[start of EXCERPTED DATA]

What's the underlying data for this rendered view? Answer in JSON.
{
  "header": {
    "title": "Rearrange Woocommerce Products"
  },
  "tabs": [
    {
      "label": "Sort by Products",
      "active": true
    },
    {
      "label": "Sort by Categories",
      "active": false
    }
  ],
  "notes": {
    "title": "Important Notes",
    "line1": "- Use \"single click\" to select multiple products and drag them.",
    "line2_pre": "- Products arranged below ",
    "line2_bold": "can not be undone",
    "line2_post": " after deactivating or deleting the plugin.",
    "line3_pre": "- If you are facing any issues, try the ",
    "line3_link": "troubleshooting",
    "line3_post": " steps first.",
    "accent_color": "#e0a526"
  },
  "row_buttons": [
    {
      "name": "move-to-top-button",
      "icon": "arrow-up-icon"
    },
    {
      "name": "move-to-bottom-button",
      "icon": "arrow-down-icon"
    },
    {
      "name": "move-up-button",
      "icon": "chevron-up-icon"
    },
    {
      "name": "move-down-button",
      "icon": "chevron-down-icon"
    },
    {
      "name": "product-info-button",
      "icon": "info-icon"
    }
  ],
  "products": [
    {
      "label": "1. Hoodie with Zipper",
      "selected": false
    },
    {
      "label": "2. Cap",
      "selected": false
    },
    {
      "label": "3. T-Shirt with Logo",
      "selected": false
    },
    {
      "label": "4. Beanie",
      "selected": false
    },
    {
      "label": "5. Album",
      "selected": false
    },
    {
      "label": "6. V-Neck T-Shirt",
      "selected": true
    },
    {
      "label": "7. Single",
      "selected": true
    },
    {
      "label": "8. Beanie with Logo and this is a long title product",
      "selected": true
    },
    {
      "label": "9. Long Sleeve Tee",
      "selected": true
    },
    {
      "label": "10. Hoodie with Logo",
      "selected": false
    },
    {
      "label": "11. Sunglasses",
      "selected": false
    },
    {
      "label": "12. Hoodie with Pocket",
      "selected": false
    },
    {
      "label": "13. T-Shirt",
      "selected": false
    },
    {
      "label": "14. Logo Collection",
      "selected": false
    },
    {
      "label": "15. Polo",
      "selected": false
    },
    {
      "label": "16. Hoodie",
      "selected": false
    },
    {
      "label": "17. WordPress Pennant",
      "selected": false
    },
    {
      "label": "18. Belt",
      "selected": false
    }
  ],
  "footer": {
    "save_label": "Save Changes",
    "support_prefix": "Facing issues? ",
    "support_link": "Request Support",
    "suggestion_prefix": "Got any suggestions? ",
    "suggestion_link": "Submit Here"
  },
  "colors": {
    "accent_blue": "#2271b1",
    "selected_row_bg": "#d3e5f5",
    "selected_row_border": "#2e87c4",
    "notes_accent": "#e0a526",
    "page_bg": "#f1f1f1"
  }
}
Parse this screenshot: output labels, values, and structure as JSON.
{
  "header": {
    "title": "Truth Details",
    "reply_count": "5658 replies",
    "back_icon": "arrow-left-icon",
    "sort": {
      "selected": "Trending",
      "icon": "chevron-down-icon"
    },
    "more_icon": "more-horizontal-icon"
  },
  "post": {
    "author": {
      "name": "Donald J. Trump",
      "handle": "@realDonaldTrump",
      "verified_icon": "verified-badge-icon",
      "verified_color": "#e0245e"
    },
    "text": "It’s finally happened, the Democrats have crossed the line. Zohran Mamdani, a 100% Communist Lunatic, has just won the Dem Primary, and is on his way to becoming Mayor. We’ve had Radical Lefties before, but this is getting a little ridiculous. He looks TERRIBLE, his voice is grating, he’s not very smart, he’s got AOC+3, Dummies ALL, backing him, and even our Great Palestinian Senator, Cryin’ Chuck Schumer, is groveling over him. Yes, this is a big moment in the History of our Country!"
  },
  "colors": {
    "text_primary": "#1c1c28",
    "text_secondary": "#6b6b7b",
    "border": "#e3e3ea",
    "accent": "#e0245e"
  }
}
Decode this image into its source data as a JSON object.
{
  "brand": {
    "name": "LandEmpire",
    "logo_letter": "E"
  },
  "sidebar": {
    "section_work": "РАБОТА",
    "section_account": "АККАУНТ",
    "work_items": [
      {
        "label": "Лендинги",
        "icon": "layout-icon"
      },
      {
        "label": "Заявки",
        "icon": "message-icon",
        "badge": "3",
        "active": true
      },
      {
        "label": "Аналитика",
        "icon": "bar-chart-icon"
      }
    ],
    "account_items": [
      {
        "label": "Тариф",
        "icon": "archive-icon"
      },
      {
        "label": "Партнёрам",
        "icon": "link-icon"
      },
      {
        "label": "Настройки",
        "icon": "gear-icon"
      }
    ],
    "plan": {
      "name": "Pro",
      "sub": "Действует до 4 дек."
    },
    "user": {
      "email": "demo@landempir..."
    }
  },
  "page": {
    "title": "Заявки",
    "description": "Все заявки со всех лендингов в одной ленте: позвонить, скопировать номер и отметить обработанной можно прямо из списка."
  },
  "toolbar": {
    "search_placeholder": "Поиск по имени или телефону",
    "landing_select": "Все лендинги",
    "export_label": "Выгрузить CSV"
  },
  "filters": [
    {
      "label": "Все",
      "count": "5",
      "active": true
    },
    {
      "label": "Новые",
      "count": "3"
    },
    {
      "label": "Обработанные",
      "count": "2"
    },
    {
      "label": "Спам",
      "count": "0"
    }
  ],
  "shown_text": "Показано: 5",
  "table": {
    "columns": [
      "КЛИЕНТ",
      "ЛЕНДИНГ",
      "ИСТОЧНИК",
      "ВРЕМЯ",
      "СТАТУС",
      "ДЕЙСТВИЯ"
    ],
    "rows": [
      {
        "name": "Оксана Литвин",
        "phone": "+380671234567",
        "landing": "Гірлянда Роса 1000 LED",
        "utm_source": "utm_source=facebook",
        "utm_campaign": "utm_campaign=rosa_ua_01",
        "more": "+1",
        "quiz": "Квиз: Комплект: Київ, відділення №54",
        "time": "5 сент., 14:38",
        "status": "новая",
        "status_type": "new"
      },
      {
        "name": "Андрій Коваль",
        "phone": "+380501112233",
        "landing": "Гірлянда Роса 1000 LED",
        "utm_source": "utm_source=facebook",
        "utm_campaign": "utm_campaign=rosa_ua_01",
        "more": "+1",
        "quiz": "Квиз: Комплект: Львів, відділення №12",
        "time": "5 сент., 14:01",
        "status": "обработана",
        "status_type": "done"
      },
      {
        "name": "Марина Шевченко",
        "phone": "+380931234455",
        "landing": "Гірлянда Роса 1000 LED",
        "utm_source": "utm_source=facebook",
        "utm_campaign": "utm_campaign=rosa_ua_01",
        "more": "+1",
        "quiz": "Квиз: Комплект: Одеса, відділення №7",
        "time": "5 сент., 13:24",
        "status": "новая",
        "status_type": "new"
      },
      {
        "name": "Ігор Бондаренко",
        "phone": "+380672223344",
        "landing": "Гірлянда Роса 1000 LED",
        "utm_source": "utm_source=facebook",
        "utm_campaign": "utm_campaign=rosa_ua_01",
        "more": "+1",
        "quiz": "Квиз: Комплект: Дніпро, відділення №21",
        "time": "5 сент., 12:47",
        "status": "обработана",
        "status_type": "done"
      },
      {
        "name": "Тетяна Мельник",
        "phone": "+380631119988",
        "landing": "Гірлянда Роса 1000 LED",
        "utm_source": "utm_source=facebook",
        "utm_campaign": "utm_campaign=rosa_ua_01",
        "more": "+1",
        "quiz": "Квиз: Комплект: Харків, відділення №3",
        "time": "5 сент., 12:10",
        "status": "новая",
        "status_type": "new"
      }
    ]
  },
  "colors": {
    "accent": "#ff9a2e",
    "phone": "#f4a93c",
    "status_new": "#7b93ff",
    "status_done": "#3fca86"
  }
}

[end of EXCERPTED DATA]

-- WHAT THE TASK REQUIRES --
Copy each entry exactly, with nothing added or dropped.

-- RESULT OF THE EXERCISE --
What's the underlying data for this rendered view? Answer in JSON.
{
  "header": {
    "title": "Rearrange Woocommerce Products"
  },
  "tabs": [
    {
      "label": "Sort by Products",
      "active": true
    },
    {
      "label": "Sort by Categories",
      "active": false
    }
  ],
  "notes": {
    "title": "Important Notes",
    "line1": "- Use \"single click\" to select multiple products and drag them.",
    "line2_pre": "- Products arranged below ",
    "line2_bold": "can not be undone",
    "line2_post": " after deactivating or deleting the plugin.",
    "line3_pre": "- If you are facing any issues, try the ",
    "line3_link": "troubleshooting",
    "line3_post": " steps first.",
    "accent_color": "#e0a526"
  },
  "row_buttons": [
    {
      "name": "move-to-top-button",
      "icon": "arrow-up-icon"
    },
    {
      "name": "move-to-bottom-button",
      "icon": "arrow-down-icon"
    },
    {
      "name": "move-up-button",
      "icon": "chevron-up-icon"
    },
    {
      "name": "move-down-button",
      "icon": "chevron-down-icon"
    },
    {
      "name": "product-info-button",
      "icon": "info-icon"
    }
  ],
  "products": [
    {
      "label": "1. Hoodie with Zipper",
      "selected": false
    },
    {
      "label": "2. Cap",
      "selected": false
    },
    {
      "label": "3. T-Shirt with Logo",
      "selected": false
    },
    {
      "label": "4. Beanie",
      "selected": false
    },
    {
      "label": "5. Album",
      "selected": false
    },
    {
      "label": "6. V-Neck T-Shirt",
      "selected": true
    },
    {
      "label": "7. Single",
      "selected": true
    },
    {
      "label": "8. Beanie with Logo and this is a long title product",
      "selected": true
    },
    {
      "label": "9. Long Sleeve Tee",
      "selected": true
    },
    {
      "label": "10. Hoodie with Logo",
      "selected": false
    },
    {
      "label": "11. Sunglasses",
      "selected": false
    },
    {
      "label": "12. Hoodie with Pocket",
      "selected": false
    },
    {
      "label": "13. T-Shirt",
      "selected": false
    },
    {
      "label": "14. Logo Collection",
      "selected": false
    },
    {
      "label": "15. Polo",
      "selected": false
    },
    {
      "label": "16. Hoodie",
      "selected": false
    },
    {
      "label": "17. WordPress Pennant",
      "selected": false
    },
    {
      "label": "18. Belt",
      "selected": false
    }
  ],
  "footer": {
    "save_label": "Save Changes",
    "support_prefix": "Facing issues? ",
    "support_link": "Request Support",
    "suggestion_prefix": "Got any suggestions? ",
    "suggestion_link": "Submit Here"
  },
  "colors": {
    "accent_blue": "#2271b1",
    "selected_row_bg": "#d3e5f5",
    "selected_row_border": "#2e87c4",
    "notes_accent": "#e0a526",
    "page_bg": "#f1f1f1"
  }
}
Parse this screenshot: output labels, values, and structure as JSON.
{
  "header": {
    "title": "Truth Details",
    "reply_count": "5658 replies",
    "back_icon": "arrow-left-icon",
    "sort": {
      "selected": "Trending",
      "icon": "chevron-down-icon"
    },
    "more_icon": "more-horizontal-icon"
  },
  "post": {
    "author": {
      "name": "Donald J. Trump",
      "handle": "@realDonaldTrump",
      "verified_icon": "verified-badge-icon",
      "verified_color": "#e0245e"
    },
    "text": "It’s finally happened, the Democrats have crossed the line. Zohran Mamdani, a 100% Communist Lunatic, has just won the Dem Primary, and is on his way to becoming Mayor. We’ve had Radical Lefties before, but this is getting a little ridiculous. He looks TERRIBLE, his voice is grating, he’s not very smart, he’s got AOC+3, Dummies ALL, backing him, and even our Great Palestinian Senator, Cryin’ Chuck Schumer, is groveling over him. Yes, this is a big moment in the History of our Country!"
  },
  "colors": {
    "text_primary": "#1c1c28",
    "text_secondary": "#6b6b7b",
    "border": "#e3e3ea",
    "accent": "#e0245e"
  }
}
Decode this image into its source data as a JSON object.
{
  "brand": {
    "name": "LandEmpire",
    "logo_letter": "E"
  },
  "sidebar": {
    "section_work": "РАБОТА",
    "section_account": "АККАУНТ",
    "work_items": [
      {
        "label": "Лендинги",
        "icon": "layout-icon"
      },
      {
        "label": "Заявки",
        "icon": "message-icon",
        "badge": "3",
        "active": true
      },
      {
        "label": "Аналитика",
        "icon": "bar-chart-icon"
      }
    ],
    "account_items": [
      {
        "label": "Тариф",
        "icon": "archive-icon"
      },
      {
        "label": "Партнёрам",
        "icon": "link-icon"
      },
      {
        "label": "Настройки",
        "icon": "gear-icon"
      }
    ],
    "plan": {
      "name": "Pro",
      "sub": "Действует до 4 дек."
    },
    "user": {
      "email": "demo@landempir..."
    }
  },
  "page": {
    "title": "Заявки",
    "description": "Все заявки со всех лендингов в одной ленте: позвонить, скопировать номер и отметить обработанной можно прямо из списка."
  },
  "toolbar": {
    "search_placeholder": "Поиск по имени или телефону",
    "landing_select": "Все лендинги",
    "export_label": "Выгрузить CSV"
  },
  "filters": [
    {
      "label": "Все",
      "count": "5",
      "active": true
    },
    {
      "label": "Новые",
      "count": "3"
    },
    {
      "label": "Обработанные",
      "count": "2"
    },
    {
      "label": "Спам",
      "count": "0"
    }
  ],
  "shown_text": "Показано: 5",
  "table": {
    "columns": [
      "КЛИЕНТ",
      "ЛЕНДИНГ",
      "ИСТОЧНИК",
      "ВРЕМЯ",
      "СТАТУС",
      "ДЕЙСТВИЯ"
    ],
    "rows": [
      {
        "name": "Оксана Литвин",
        "phone": "+380671234567",
        "landing": "Гірлянда Роса 1000 LED",
        "utm_source": "utm_source=facebook",
        "utm_campaign": "utm_campaign=rosa_ua_01",
        "more": "+1",
        "quiz": "Квиз: Комплект: Київ, відділення №54",
        "time": "5 сент., 14:38",
        "status": "новая",
        "status_type": "new"
      },
      {
        "name": "Андрій Коваль",
        "phone": "+380501112233",
        "landing": "Гірлянда Роса 1000 LED",
        "utm_source": "utm_source=facebook",
        "utm_campaign": "utm_campaign=rosa_ua_01",
        "more": "+1",
        "quiz": "Квиз: Комплект: Львів, відділення №12",
        "time": "5 сент., 14:01",
        "status": "обработана",
        "status_type": "done"
      },
      {
        "name": "Марина Шевченко",
        "phone": "+380931234455",
        "landing": "Гірлянда Роса 1000 LED",
        "utm_source": "utm_source=facebook",
        "utm_campaign": "utm_campaign=rosa_ua_01",
        "more": "+1",
        "quiz": "Квиз: Комплект: Одеса, відділення №7",
        "time": "5 сент., 13:24",
        "status": "новая",
        "status_type": "new"
      },
      {
        "name": "Ігор Бондаренко",
        "phone": "+380672223344",
        "landing": "Гірлянда Роса 1000 LED",
        "utm_source": "utm_source=facebook",
        "utm_campaign": "utm_campaign=rosa_ua_01",
        "more": "+1",
        "quiz": "Квиз: Комплект: Дніпро, відділення №21",
        "time": "5 сент., 12:47",
        "status": "обработана",
        "status_type": "done"
      },
      {
        "name": "Тетяна Мельник",
        "phone": "+380631119988",
        "landing": "Гірлянда Роса 1000 LED",
        "utm_source": "utm_source=facebook",
        "utm_campaign": "utm_campaign=rosa_ua_01",
        "more": "+1",
        "quiz": "Квиз: Комплект: Харків, відділення №3",
        "time": "5 сент., 12:10",
        "status": "новая",
        "status_type": "new"
      }
    ]
  },
  "colors": {
    "accent": "#ff9a2e",
    "phone": "#f4a93c",
    "status_new": "#7b93ff",
    "status_done": "#3fca86"
  }
}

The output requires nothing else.